Read through the data and count the lines that contain the string "南北湖风景名胜区"; give only the result.
■ ■ ■ ■ ■ ■ ■
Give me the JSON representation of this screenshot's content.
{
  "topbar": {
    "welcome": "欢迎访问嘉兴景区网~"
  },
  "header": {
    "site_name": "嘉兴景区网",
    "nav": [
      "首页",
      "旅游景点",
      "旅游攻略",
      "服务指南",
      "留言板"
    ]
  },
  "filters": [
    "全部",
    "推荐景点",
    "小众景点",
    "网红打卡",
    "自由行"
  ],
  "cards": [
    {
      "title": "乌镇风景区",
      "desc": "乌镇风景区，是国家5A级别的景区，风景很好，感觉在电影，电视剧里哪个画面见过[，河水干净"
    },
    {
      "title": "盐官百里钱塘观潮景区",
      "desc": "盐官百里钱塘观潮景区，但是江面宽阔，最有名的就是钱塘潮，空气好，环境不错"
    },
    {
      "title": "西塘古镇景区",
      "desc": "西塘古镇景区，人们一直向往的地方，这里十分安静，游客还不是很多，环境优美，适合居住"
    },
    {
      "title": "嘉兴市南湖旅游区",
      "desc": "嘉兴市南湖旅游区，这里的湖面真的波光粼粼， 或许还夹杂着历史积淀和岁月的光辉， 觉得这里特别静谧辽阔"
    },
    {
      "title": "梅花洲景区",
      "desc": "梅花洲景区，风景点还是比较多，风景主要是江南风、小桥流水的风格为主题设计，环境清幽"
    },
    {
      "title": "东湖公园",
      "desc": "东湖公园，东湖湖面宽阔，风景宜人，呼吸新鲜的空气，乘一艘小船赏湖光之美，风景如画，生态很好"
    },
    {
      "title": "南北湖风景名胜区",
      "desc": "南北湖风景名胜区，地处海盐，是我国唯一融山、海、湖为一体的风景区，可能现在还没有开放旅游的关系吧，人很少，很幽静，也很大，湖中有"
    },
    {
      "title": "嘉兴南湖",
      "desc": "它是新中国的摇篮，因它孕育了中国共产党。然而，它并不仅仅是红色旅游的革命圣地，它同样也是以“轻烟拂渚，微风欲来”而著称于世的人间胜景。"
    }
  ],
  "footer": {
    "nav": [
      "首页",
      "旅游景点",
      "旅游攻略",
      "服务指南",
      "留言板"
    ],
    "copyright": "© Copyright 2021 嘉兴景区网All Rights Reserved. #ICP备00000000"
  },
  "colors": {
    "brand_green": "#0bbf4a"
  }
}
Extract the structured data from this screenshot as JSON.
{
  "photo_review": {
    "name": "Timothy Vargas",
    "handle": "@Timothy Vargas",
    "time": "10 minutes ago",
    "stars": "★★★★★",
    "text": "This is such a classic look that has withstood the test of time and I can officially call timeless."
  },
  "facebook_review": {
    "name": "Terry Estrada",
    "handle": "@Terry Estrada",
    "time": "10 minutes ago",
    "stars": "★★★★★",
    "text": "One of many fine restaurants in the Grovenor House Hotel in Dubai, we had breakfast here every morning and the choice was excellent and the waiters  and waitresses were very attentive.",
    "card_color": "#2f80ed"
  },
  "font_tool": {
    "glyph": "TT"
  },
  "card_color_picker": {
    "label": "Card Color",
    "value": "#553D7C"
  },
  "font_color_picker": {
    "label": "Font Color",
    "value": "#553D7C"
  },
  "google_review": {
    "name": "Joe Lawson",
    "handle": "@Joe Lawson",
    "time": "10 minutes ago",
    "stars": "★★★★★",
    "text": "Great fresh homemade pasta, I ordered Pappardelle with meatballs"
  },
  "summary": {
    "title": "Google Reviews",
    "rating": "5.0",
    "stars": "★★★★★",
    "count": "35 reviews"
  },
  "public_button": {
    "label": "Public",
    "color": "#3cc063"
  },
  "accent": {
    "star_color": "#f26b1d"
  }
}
■ ■ ■ ■ ■ ■ ■
→ SOLUTION TO THIS EXERCISE
2